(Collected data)
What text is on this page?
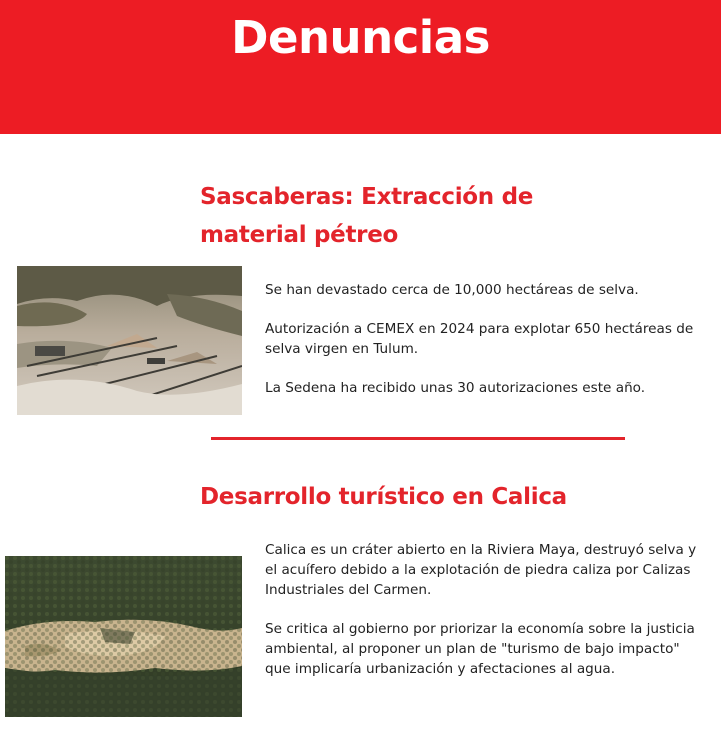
Denuncias
Sascaberas: Extracción de
material pétreo

Se han devastado cerca de 10,000 hectáreas de selva.

Autorización a CEMEX en 2024 para explotar 650 hectáreas de selva virgen en Tulum.

La Sedena ha recibido unas 30 autorizaciones este año.

Desarrollo turístico en Calica

Calica es un cráter abierto en la Riviera Maya, destruyó selva y el acuífero debido a la explotación de piedra caliza por Calizas Industriales del Carmen.

Se critica al gobierno por priorizar la economía sobre la justicia ambiental, al proponer un plan de "turismo de bajo impacto" que implicaría urbanización y afectaciones al agua.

> [What is required]
Your task is to repeat the material above exactly, without its pictures.

> [Answer to this exercise]
What text is on this page?
Denuncias
Sascaberas: Extracción de
material pétreo

Se han devastado cerca de 10,000 hectáreas de selva.

Autorización a CEMEX en 2024 para explotar 650 hectáreas de selva virgen en Tulum.

La Sedena ha recibido unas 30 autorizaciones este año.

Desarrollo turístico en Calica

Calica es un cráter abierto en la Riviera Maya, destruyó selva y el acuífero debido a la explotación de piedra caliza por Calizas Industriales del Carmen.

Se critica al gobierno por priorizar la economía sobre la justicia ambiental, al proponer un plan de "turismo de bajo impacto" que implicaría urbanización y afectaciones al agua.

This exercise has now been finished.